───── MATERIAL SUPPLIED ─────

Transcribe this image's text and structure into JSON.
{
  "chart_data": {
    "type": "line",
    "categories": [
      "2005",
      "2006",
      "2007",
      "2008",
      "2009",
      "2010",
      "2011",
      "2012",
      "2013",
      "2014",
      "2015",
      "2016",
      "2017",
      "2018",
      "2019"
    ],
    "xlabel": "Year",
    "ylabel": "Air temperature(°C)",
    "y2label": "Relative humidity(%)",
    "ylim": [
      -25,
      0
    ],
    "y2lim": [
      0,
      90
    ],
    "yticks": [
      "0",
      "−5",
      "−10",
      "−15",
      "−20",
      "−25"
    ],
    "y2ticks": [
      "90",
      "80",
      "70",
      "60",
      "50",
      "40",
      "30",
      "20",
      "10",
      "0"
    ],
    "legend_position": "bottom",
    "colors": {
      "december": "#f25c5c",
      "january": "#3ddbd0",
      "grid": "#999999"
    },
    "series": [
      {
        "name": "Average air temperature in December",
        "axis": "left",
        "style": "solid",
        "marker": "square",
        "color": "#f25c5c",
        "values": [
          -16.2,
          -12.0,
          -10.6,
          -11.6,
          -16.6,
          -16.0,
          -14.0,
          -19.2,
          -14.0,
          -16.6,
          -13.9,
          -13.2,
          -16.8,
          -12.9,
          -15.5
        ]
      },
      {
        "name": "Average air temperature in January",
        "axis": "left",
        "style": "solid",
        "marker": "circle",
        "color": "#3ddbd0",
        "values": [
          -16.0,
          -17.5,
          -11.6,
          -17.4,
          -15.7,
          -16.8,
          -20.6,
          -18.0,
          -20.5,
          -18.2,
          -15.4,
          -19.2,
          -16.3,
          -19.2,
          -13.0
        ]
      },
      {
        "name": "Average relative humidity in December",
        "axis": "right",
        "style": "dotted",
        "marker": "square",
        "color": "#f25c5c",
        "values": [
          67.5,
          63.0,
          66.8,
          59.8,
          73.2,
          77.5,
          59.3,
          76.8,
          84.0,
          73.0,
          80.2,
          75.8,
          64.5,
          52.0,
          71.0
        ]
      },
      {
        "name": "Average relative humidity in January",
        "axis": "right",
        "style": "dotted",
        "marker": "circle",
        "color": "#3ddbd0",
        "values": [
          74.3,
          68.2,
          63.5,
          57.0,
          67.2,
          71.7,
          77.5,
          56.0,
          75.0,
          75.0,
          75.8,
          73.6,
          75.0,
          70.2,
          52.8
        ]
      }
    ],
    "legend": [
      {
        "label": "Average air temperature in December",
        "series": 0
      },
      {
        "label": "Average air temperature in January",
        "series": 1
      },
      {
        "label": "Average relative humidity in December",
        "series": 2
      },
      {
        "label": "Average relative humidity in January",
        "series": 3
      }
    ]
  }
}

─────

WHAT THE TASK REQUIRES ▸ Pull out each record as written and restate it exactly.

ANSWER TO THE TASK ▸
Transcribe this image's text and structure into JSON.
{
  "chart_data": {
    "type": "line",
    "categories": [
      "2005",
      "2006",
      "2007",
      "2008",
      "2009",
      "2010",
      "2011",
      "2012",
      "2013",
      "2014",
      "2015",
      "2016",
      "2017",
      "2018",
      "2019"
    ],
    "xlabel": "Year",
    "ylabel": "Air temperature(°C)",
    "y2label": "Relative humidity(%)",
    "ylim": [
      -25,
      0
    ],
    "y2lim": [
      0,
      90
    ],
    "yticks": [
      "0",
      "−5",
      "−10",
      "−15",
      "−20",
      "−25"
    ],
    "y2ticks": [
      "90",
      "80",
      "70",
      "60",
      "50",
      "40",
      "30",
      "20",
      "10",
      "0"
    ],
    "legend_position": "bottom",
    "colors": {
      "december": "#f25c5c",
      "january": "#3ddbd0",
      "grid": "#999999"
    },
    "series": [
      {
        "name": "Average air temperature in December",
        "axis": "left",
        "style": "solid",
        "marker": "square",
        "color": "#f25c5c",
        "values": [
          -16.2,
          -12.0,
          -10.6,
          -11.6,
          -16.6,
          -16.0,
          -14.0,
          -19.2,
          -14.0,
          -16.6,
          -13.9,
          -13.2,
          -16.8,
          -12.9,
          -15.5
        ]
      },
      {
        "name": "Average air temperature in January",
        "axis": "left",
        "style": "solid",
        "marker": "circle",
        "color": "#3ddbd0",
        "values": [
          -16.0,
          -17.5,
          -11.6,
          -17.4,
          -15.7,
          -16.8,
          -20.6,
          -18.0,
          -20.5,
          -18.2,
          -15.4,
          -19.2,
          -16.3,
          -19.2,
          -13.0
        ]
      },
      {
        "name": "Average relative humidity in December",
        "axis": "right",
        "style": "dotted",
        "marker": "square",
        "color": "#f25c5c",
        "values": [
          67.5,
          63.0,
          66.8,
          59.8,
          73.2,
          77.5,
          59.3,
          76.8,
          84.0,
          73.0,
          80.2,
          75.8,
          64.5,
          52.0,
          71.0
        ]
      },
      {
        "name": "Average relative humidity in January",
        "axis": "right",
        "style": "dotted",
        "marker": "circle",
        "color": "#3ddbd0",
        "values": [
          74.3,
          68.2,
          63.5,
          57.0,
          67.2,
          71.7,
          77.5,
          56.0,
          75.0,
          75.0,
          75.8,
          73.6,
          75.0,
          70.2,
          52.8
        ]
      }
    ],
    "legend": [
      {
        "label": "Average air temperature in December",
        "series": 0
      },
      {
        "label": "Average air temperature in January",
        "series": 1
      },
      {
        "label": "Average relative humidity in December",
        "series": 2
      },
      {
        "label": "Average relative humidity in January",
        "series": 3
      }
    ]
  }
}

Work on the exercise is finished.